* **DIRECTIONS FOR THIS TASK**
Search the material for the string "label", then return every line where it is found.

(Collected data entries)
— begin —

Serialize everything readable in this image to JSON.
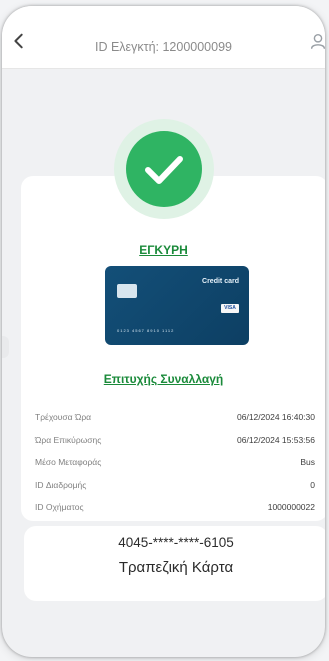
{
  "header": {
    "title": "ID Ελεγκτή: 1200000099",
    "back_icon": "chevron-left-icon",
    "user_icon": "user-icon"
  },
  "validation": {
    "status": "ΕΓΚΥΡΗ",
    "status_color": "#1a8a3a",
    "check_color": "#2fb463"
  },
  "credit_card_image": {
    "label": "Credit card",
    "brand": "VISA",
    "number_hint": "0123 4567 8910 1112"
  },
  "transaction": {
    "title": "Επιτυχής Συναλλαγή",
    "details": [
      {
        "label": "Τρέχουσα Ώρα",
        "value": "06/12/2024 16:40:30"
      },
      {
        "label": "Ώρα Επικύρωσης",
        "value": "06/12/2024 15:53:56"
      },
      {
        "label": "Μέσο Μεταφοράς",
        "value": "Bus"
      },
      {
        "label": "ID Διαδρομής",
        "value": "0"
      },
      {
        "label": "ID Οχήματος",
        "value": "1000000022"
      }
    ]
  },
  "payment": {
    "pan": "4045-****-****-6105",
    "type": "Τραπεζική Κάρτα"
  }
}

— end —

* **ANSWER TO THE TASK**
    "label": "Credit card",
        "label": "Τρέχουσα Ώρα",
        "label": "Ώρα Επικύρωσης",
        "label": "Μέσο Μεταφοράς",
        "label": "ID Διαδρομής",
        "label": "ID Οχήματος",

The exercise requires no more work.